__Problem description__
Output every record word for word.

__Supplied records__

⁂

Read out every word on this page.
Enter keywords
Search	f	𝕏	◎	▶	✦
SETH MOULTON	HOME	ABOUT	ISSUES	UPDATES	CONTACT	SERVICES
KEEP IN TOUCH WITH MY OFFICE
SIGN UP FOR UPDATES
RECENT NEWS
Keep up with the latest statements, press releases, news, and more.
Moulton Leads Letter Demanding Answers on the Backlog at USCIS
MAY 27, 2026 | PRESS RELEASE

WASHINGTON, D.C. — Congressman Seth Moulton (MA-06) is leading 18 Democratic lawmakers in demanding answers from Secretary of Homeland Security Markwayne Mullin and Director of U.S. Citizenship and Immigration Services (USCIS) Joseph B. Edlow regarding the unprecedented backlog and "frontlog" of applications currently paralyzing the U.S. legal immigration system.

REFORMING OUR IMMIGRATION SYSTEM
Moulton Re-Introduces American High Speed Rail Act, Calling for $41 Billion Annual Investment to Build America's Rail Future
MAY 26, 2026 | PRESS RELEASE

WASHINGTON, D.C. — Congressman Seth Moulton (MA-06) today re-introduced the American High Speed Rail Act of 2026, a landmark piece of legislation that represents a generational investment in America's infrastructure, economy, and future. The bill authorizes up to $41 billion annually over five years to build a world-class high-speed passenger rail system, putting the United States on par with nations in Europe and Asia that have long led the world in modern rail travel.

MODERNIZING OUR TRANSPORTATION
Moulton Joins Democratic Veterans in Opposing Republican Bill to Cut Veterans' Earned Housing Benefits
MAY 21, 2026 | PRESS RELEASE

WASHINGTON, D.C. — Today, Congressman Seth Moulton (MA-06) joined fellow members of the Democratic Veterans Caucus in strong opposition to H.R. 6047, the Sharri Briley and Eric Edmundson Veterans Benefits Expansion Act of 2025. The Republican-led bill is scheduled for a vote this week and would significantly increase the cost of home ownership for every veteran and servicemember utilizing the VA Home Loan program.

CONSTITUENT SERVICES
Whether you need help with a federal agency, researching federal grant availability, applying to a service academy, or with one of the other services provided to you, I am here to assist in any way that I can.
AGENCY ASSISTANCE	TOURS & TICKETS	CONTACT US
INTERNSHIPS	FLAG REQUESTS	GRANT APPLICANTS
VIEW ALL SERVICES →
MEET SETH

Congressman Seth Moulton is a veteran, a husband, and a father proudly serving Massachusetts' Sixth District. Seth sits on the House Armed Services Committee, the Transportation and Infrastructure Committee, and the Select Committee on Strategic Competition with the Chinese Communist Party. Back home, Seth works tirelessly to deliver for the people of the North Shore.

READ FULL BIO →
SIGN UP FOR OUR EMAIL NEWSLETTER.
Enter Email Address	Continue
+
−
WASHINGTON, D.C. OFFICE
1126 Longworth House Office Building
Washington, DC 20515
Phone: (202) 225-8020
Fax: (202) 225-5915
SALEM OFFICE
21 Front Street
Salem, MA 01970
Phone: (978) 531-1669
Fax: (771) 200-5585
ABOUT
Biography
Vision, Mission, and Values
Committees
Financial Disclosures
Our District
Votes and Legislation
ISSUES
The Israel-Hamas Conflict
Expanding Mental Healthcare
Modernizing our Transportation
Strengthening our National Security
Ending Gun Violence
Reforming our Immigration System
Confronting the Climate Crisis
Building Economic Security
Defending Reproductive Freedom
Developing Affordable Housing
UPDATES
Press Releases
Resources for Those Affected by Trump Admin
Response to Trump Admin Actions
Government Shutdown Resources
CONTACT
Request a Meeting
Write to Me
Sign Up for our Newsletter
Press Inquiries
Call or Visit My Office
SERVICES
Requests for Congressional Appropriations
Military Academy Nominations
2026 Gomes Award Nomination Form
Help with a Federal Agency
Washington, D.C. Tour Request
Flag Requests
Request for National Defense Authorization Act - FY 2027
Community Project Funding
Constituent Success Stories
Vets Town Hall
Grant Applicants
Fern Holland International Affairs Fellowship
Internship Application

⁂

__Output for this exercise__
Read out every word on this page.
Enter keywords
Search	f	𝕏	◎	▶	✦
SETH MOULTON	HOME	ABOUT	ISSUES	UPDATES	CONTACT	SERVICES
KEEP IN TOUCH WITH MY OFFICE
SIGN UP FOR UPDATES
RECENT NEWS
Keep up with the latest statements, press releases, news, and more.
Moulton Leads Letter Demanding Answers on the Backlog at USCIS
MAY 27, 2026 | PRESS RELEASE

WASHINGTON, D.C. — Congressman Seth Moulton (MA-06) is leading 18 Democratic lawmakers in demanding answers from Secretary of Homeland Security Markwayne Mullin and Director of U.S. Citizenship and Immigration Services (USCIS) Joseph B. Edlow regarding the unprecedented backlog and "frontlog" of applications currently paralyzing the U.S. legal immigration system.

REFORMING OUR IMMIGRATION SYSTEM
Moulton Re-Introduces American High Speed Rail Act, Calling for $41 Billion Annual Investment to Build America's Rail Future
MAY 26, 2026 | PRESS RELEASE

WASHINGTON, D.C. — Congressman Seth Moulton (MA-06) today re-introduced the American High Speed Rail Act of 2026, a landmark piece of legislation that represents a generational investment in America's infrastructure, economy, and future. The bill authorizes up to $41 billion annually over five years to build a world-class high-speed passenger rail system, putting the United States on par with nations in Europe and Asia that have long led the world in modern rail travel.

MODERNIZING OUR TRANSPORTATION
Moulton Joins Democratic Veterans in Opposing Republican Bill to Cut Veterans' Earned Housing Benefits
MAY 21, 2026 | PRESS RELEASE

WASHINGTON, D.C. — Today, Congressman Seth Moulton (MA-06) joined fellow members of the Democratic Veterans Caucus in strong opposition to H.R. 6047, the Sharri Briley and Eric Edmundson Veterans Benefits Expansion Act of 2025. The Republican-led bill is scheduled for a vote this week and would significantly increase the cost of home ownership for every veteran and servicemember utilizing the VA Home Loan program.

CONSTITUENT SERVICES
Whether you need help with a federal agency, researching federal grant availability, applying to a service academy, or with one of the other services provided to you, I am here to assist in any way that I can.
AGENCY ASSISTANCE	TOURS & TICKETS	CONTACT US
INTERNSHIPS	FLAG REQUESTS	GRANT APPLICANTS
VIEW ALL SERVICES →
MEET SETH

Congressman Seth Moulton is a veteran, a husband, and a father proudly serving Massachusetts' Sixth District. Seth sits on the House Armed Services Committee, the Transportation and Infrastructure Committee, and the Select Committee on Strategic Competition with the Chinese Communist Party. Back home, Seth works tirelessly to deliver for the people of the North Shore.

READ FULL BIO →
SIGN UP FOR OUR EMAIL NEWSLETTER.
Enter Email Address	Continue
+
−
WASHINGTON, D.C. OFFICE
1126 Longworth House Office Building
Washington, DC 20515
Phone: (202) 225-8020
Fax: (202) 225-5915
SALEM OFFICE
21 Front Street
Salem, MA 01970
Phone: (978) 531-1669
Fax: (771) 200-5585
ABOUT
Biography
Vision, Mission, and Values
Committees
Financial Disclosures
Our District
Votes and Legislation
ISSUES
The Israel-Hamas Conflict
Expanding Mental Healthcare
Modernizing our Transportation
Strengthening our National Security
Ending Gun Violence
Reforming our Immigration System
Confronting the Climate Crisis
Building Economic Security
Defending Reproductive Freedom
Developing Affordable Housing
UPDATES
Press Releases
Resources for Those Affected by Trump Admin
Response to Trump Admin Actions
Government Shutdown Resources
CONTACT
Request a Meeting
Write to Me
Sign Up for our Newsletter
Press Inquiries
Call or Visit My Office
SERVICES
Requests for Congressional Appropriations
Military Academy Nominations
2026 Gomes Award Nomination Form
Help with a Federal Agency
Washington, D.C. Tour Request
Flag Requests
Request for National Defense Authorization Act - FY 2027
Community Project Funding
Constituent Success Stories
Vets Town Hall
Grant Applicants
Fern Holland International Affairs Fellowship
Internship Application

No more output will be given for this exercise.